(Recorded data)

-- BEGIN --

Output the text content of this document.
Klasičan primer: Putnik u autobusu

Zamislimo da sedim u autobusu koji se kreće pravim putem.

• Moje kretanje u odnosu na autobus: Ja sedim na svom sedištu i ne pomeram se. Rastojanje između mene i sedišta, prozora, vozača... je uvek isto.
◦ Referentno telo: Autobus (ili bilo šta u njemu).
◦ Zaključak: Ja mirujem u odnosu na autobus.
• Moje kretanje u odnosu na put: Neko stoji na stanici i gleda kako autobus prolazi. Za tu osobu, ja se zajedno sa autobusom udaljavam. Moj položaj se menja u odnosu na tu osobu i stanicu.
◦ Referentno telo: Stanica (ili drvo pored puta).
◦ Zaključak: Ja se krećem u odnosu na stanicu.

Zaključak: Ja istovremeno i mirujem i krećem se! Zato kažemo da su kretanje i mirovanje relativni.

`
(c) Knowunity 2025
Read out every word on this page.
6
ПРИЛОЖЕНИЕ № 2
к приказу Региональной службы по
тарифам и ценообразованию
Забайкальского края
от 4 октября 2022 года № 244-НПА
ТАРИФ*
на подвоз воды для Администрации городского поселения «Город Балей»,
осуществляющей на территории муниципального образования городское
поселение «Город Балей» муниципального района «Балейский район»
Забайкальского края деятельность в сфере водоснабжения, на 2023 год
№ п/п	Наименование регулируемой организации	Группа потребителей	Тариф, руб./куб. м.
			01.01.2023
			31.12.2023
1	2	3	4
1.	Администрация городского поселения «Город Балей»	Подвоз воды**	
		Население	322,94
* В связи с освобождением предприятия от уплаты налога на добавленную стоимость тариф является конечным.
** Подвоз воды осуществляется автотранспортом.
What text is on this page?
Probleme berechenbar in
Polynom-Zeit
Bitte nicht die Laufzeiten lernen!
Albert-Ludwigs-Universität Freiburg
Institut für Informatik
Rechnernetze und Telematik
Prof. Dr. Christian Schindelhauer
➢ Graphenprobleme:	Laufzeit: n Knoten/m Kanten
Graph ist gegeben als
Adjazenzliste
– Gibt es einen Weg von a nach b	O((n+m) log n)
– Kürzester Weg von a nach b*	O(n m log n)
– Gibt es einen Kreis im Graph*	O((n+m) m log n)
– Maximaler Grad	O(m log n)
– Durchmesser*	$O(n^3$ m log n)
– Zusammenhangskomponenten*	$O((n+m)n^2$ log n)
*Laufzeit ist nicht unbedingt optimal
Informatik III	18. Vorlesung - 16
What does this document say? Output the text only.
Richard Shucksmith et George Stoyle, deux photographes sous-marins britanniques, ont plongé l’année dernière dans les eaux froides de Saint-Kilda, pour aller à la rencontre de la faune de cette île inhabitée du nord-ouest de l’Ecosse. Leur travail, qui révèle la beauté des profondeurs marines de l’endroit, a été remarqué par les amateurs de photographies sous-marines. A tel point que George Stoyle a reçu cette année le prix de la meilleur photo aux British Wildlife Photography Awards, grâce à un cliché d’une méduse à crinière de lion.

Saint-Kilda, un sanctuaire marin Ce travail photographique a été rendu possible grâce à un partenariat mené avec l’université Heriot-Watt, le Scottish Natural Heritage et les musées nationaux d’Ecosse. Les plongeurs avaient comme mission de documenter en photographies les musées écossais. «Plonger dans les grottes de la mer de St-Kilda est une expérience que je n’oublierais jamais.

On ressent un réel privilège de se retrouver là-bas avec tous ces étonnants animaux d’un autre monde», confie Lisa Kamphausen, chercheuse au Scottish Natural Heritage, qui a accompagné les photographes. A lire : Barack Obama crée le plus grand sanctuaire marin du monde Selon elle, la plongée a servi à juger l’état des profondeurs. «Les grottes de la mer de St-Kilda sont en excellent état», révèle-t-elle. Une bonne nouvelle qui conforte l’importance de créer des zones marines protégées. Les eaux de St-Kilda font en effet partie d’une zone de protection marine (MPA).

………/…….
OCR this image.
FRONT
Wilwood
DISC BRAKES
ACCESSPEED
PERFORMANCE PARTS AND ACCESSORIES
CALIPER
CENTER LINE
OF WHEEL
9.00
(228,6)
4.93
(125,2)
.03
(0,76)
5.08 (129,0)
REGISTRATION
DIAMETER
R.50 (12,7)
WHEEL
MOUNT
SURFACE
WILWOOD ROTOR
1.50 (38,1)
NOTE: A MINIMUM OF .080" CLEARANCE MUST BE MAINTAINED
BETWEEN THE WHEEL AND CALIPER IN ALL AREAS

-- END --

**Exercise:**
Return each line of the records above exactly as it reads.

**Result:**
Output the text content of this document.
Klasičan primer: Putnik u autobusu

Zamislimo da sedim u autobusu koji se kreće pravim putem.

• Moje kretanje u odnosu na autobus: Ja sedim na svom sedištu i ne pomeram se. Rastojanje između mene i sedišta, prozora, vozača... je uvek isto.
◦ Referentno telo: Autobus (ili bilo šta u njemu).
◦ Zaključak: Ja mirujem u odnosu na autobus.
• Moje kretanje u odnosu na put: Neko stoji na stanici i gleda kako autobus prolazi. Za tu osobu, ja se zajedno sa autobusom udaljavam. Moj položaj se menja u odnosu na tu osobu i stanicu.
◦ Referentno telo: Stanica (ili drvo pored puta).
◦ Zaključak: Ja se krećem u odnosu na stanicu.

Zaključak: Ja istovremeno i mirujem i krećem se! Zato kažemo da su kretanje i mirovanje relativni.

`
(c) Knowunity 2025
Read out every word on this page.
6
ПРИЛОЖЕНИЕ № 2
к приказу Региональной службы по
тарифам и ценообразованию
Забайкальского края
от 4 октября 2022 года № 244-НПА
ТАРИФ*
на подвоз воды для Администрации городского поселения «Город Балей»,
осуществляющей на территории муниципального образования городское
поселение «Город Балей» муниципального района «Балейский район»
Забайкальского края деятельность в сфере водоснабжения, на 2023 год
№ п/п	Наименование регулируемой организации	Группа потребителей	Тариф, руб./куб. м.
			01.01.2023
			31.12.2023
1	2	3	4
1.	Администрация городского поселения «Город Балей»	Подвоз воды**	
		Население	322,94
* В связи с освобождением предприятия от уплаты налога на добавленную стоимость тариф является конечным.
** Подвоз воды осуществляется автотранспортом.
What text is on this page?
Probleme berechenbar in
Polynom-Zeit
Bitte nicht die Laufzeiten lernen!
Albert-Ludwigs-Universität Freiburg
Institut für Informatik
Rechnernetze und Telematik
Prof. Dr. Christian Schindelhauer
➢ Graphenprobleme:	Laufzeit: n Knoten/m Kanten
Graph ist gegeben als
Adjazenzliste
– Gibt es einen Weg von a nach b	O((n+m) log n)
– Kürzester Weg von a nach b*	O(n m log n)
– Gibt es einen Kreis im Graph*	O((n+m) m log n)
– Maximaler Grad	O(m log n)
– Durchmesser*	$O(n^3$ m log n)
– Zusammenhangskomponenten*	$O((n+m)n^2$ log n)
*Laufzeit ist nicht unbedingt optimal
Informatik III	18. Vorlesung - 16
What does this document say? Output the text only.
Richard Shucksmith et George Stoyle, deux photographes sous-marins britanniques, ont plongé l’année dernière dans les eaux froides de Saint-Kilda, pour aller à la rencontre de la faune de cette île inhabitée du nord-ouest de l’Ecosse. Leur travail, qui révèle la beauté des profondeurs marines de l’endroit, a été remarqué par les amateurs de photographies sous-marines. A tel point que George Stoyle a reçu cette année le prix de la meilleur photo aux British Wildlife Photography Awards, grâce à un cliché d’une méduse à crinière de lion.

Saint-Kilda, un sanctuaire marin Ce travail photographique a été rendu possible grâce à un partenariat mené avec l’université Heriot-Watt, le Scottish Natural Heritage et les musées nationaux d’Ecosse. Les plongeurs avaient comme mission de documenter en photographies les musées écossais. «Plonger dans les grottes de la mer de St-Kilda est une expérience que je n’oublierais jamais.

On ressent un réel privilège de se retrouver là-bas avec tous ces étonnants animaux d’un autre monde», confie Lisa Kamphausen, chercheuse au Scottish Natural Heritage, qui a accompagné les photographes. A lire : Barack Obama crée le plus grand sanctuaire marin du monde Selon elle, la plongée a servi à juger l’état des profondeurs. «Les grottes de la mer de St-Kilda sont en excellent état», révèle-t-elle. Une bonne nouvelle qui conforte l’importance de créer des zones marines protégées. Les eaux de St-Kilda font en effet partie d’une zone de protection marine (MPA).

………/…….
OCR this image.
FRONT
Wilwood
DISC BRAKES
ACCESSPEED
PERFORMANCE PARTS AND ACCESSORIES
CALIPER
CENTER LINE
OF WHEEL
9.00
(228,6)
4.93
(125,2)
.03
(0,76)
5.08 (129,0)
REGISTRATION
DIAMETER
R.50 (12,7)
WHEEL
MOUNT
SURFACE
WILWOOD ROTOR
1.50 (38,1)
NOTE: A MINIMUM OF .080" CLEARANCE MUST BE MAINTAINED
BETWEEN THE WHEEL AND CALIPER IN ALL AREAS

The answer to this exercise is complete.